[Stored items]
# # # # # # #

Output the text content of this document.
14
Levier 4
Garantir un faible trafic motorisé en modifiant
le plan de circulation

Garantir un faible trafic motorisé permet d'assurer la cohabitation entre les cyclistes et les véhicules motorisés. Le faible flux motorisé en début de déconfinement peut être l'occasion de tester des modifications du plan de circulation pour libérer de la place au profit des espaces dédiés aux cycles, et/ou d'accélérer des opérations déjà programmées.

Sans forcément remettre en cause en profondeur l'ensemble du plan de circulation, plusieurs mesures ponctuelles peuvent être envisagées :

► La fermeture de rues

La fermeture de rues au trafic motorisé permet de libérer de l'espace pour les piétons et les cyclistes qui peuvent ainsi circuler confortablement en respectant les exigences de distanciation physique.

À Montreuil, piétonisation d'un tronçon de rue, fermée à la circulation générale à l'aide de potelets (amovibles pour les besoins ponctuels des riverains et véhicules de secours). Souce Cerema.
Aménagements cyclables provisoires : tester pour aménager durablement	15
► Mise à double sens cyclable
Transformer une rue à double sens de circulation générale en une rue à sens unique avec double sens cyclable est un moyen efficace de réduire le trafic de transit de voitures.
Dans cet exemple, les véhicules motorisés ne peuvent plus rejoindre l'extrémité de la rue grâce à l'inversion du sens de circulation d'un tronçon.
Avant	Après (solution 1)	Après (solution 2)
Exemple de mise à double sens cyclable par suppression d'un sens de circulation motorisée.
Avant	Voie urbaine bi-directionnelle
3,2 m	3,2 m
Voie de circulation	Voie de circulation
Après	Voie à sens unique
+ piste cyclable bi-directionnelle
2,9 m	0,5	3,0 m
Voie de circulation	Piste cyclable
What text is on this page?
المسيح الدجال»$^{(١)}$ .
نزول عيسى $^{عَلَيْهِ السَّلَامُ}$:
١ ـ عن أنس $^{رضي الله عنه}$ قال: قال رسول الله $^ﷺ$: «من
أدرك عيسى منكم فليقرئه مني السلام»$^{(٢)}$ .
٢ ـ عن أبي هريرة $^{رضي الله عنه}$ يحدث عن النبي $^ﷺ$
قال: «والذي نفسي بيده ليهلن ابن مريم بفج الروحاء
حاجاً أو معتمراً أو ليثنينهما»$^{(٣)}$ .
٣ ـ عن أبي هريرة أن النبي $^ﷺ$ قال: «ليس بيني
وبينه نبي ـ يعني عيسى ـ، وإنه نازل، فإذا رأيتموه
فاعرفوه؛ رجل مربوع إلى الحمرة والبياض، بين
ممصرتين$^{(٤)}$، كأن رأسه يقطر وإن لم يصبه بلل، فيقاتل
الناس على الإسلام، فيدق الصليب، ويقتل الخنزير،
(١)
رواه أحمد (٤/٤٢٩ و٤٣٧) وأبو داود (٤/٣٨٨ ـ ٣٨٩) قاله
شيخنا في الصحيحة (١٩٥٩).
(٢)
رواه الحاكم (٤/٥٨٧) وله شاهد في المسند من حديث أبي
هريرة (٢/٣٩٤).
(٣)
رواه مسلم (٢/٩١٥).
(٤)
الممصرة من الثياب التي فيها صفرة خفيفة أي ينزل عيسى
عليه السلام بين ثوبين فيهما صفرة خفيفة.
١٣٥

# # # # # # #

Work required → Look through the lines above and collect those with the word "peuvent".

The response →
Sans forcément remettre en cause en profondeur l'ensemble du plan de circulation, plusieurs mesures ponctuelles peuvent être envisagées :
La fermeture de rues au trafic motorisé permet de libérer de l'espace pour les piétons et les cyclistes qui peuvent ainsi circuler confortablement en respectant les exigences de distanciation physique.
Dans cet exemple, les véhicules motorisés ne peuvent plus rejoindre l'extrémité de la rue grâce à l'inversion du sens de circulation d'un tronçon.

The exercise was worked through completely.